--- begin ---

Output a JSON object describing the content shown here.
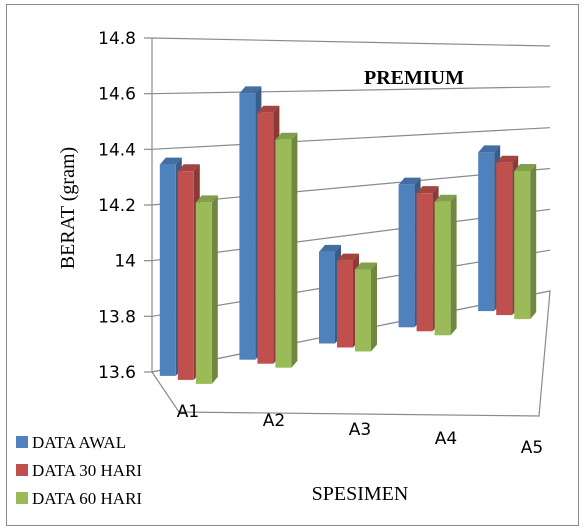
{
  "chart_data": {
    "type": "bar",
    "title": "PREMIUM",
    "xlabel": "SPESIMEN",
    "ylabel": "BERAT (gram)",
    "categories": [
      "A1",
      "A2",
      "A3",
      "A4",
      "A5"
    ],
    "series": [
      {
        "name": "DATA AWAL",
        "color": "#4f81bd",
        "values": [
          14.38,
          14.64,
          13.98,
          14.23,
          14.35
        ]
      },
      {
        "name": "DATA 30 HARI",
        "color": "#c0504d",
        "values": [
          14.37,
          14.58,
          13.96,
          14.21,
          14.32
        ]
      },
      {
        "name": "DATA 60 HARI",
        "color": "#9bbb59",
        "values": [
          14.27,
          14.49,
          13.94,
          14.19,
          14.3
        ]
      }
    ],
    "y_ticks": [
      "13.6",
      "13.8",
      "14",
      "14.2",
      "14.4",
      "14.6",
      "14.8"
    ],
    "ylim": [
      13.6,
      14.8
    ],
    "grid": true,
    "legend_position": "bottom-left",
    "style": "3d-clustered-column"
  }
}
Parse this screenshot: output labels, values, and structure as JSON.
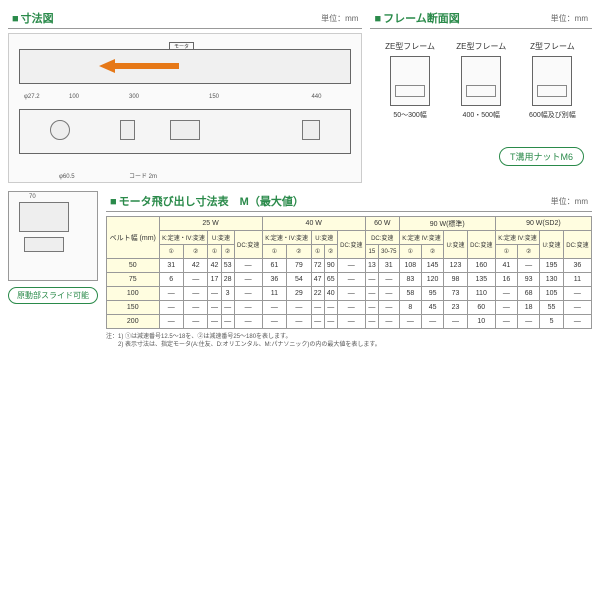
{
  "sections": {
    "dimensions": {
      "title": "寸法図",
      "unit": "単位：mm"
    },
    "frame": {
      "title": "フレーム断面図",
      "unit": "単位：mm"
    },
    "motor_table": {
      "title": "モータ飛び出し寸法表　M（最大値）",
      "unit": "単位：mm"
    }
  },
  "frame_types": [
    {
      "name": "ZE型フレーム",
      "caption": "50～300幅"
    },
    {
      "name": "ZE型フレーム",
      "caption": "400・500幅"
    },
    {
      "name": "Z型フレーム",
      "caption": "600幅及び別幅"
    }
  ],
  "t_nut": "T溝用ナットM6",
  "slide_label": "原動部スライド可能",
  "motor_label": "モータ",
  "table": {
    "belt_header": "ベルト幅\n(mm)",
    "wattages": [
      "25 W",
      "40 W",
      "60 W",
      "90 W(標準)",
      "90 W(SD2)"
    ],
    "sub_headers_25": [
      "K:定速・IV:変速",
      "U:変速",
      "DC:変速"
    ],
    "sub_headers_40": [
      "K:定速・IV:変速",
      "U:変速",
      "DC:変速"
    ],
    "sub_60": [
      "DC:変速"
    ],
    "sub_90a": [
      "K:定速\nIV:変速",
      "U:変速",
      "DC:変速"
    ],
    "sub_90b": [
      "K:定速\nIV:変速",
      "U:変速",
      "DC:変速"
    ],
    "circled": [
      "①",
      "②",
      "①",
      "②",
      "②",
      "①",
      "②",
      "①",
      "②",
      "②",
      "15",
      "30-75"
    ],
    "belt_widths": [
      "50",
      "75",
      "100",
      "150",
      "200"
    ],
    "rows": [
      [
        "31",
        "42",
        "42",
        "53",
        "—",
        "61",
        "79",
        "72",
        "90",
        "—",
        "13",
        "31",
        "108",
        "145",
        "123",
        "160",
        "41",
        "—",
        "195",
        "36"
      ],
      [
        "6",
        "—",
        "17",
        "28",
        "—",
        "36",
        "54",
        "47",
        "65",
        "—",
        "—",
        "—",
        "83",
        "120",
        "98",
        "135",
        "16",
        "93",
        "130",
        "11"
      ],
      [
        "—",
        "—",
        "—",
        "3",
        "—",
        "11",
        "29",
        "22",
        "40",
        "—",
        "—",
        "—",
        "58",
        "95",
        "73",
        "110",
        "—",
        "68",
        "105",
        "—"
      ],
      [
        "—",
        "—",
        "—",
        "—",
        "—",
        "—",
        "—",
        "—",
        "—",
        "—",
        "—",
        "—",
        "8",
        "45",
        "23",
        "60",
        "—",
        "18",
        "55",
        "—"
      ],
      [
        "—",
        "—",
        "—",
        "—",
        "—",
        "—",
        "—",
        "—",
        "—",
        "—",
        "—",
        "—",
        "—",
        "—",
        "—",
        "10",
        "—",
        "—",
        "5",
        "—"
      ]
    ]
  },
  "notes": "注：1) ①は減速番号12.5～18を、②は減速番号25～180を表します。\n　　2) 表示寸法は、指定モータ(A:住友、D:オリエンタル、M:パナソニック)の内の最大値を表します。",
  "colors": {
    "green": "#2a8a4a",
    "orange": "#e67817",
    "th_bg": "#fffde0"
  }
}
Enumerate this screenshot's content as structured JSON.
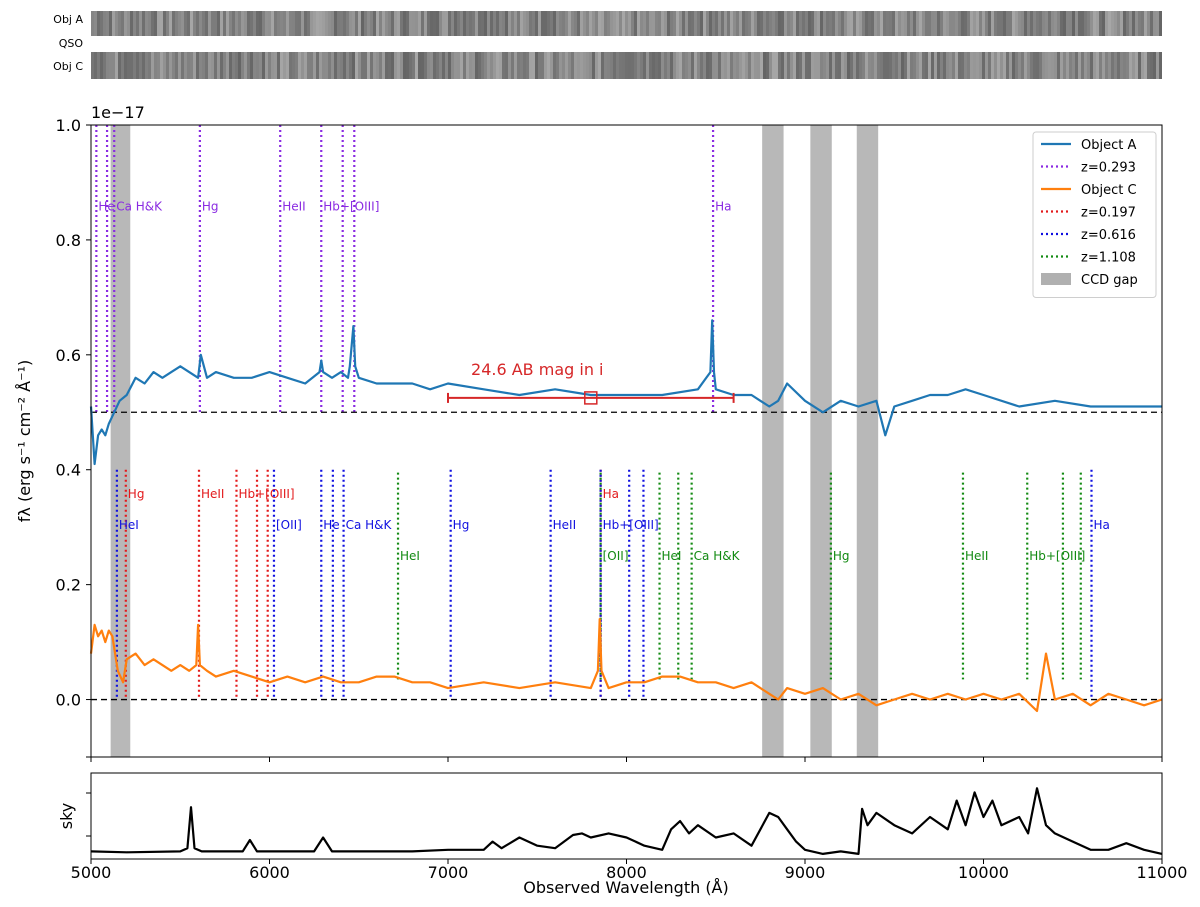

--- end ---

▶ Written problem
List every line above that holds the word "JSON".

▶ Solution to this exercise
Output a JSON object describing the content shown here.
Parse this screenshot: output labels, values, and structure as JSON.
Enumerate this screenshot's content as structured JSON.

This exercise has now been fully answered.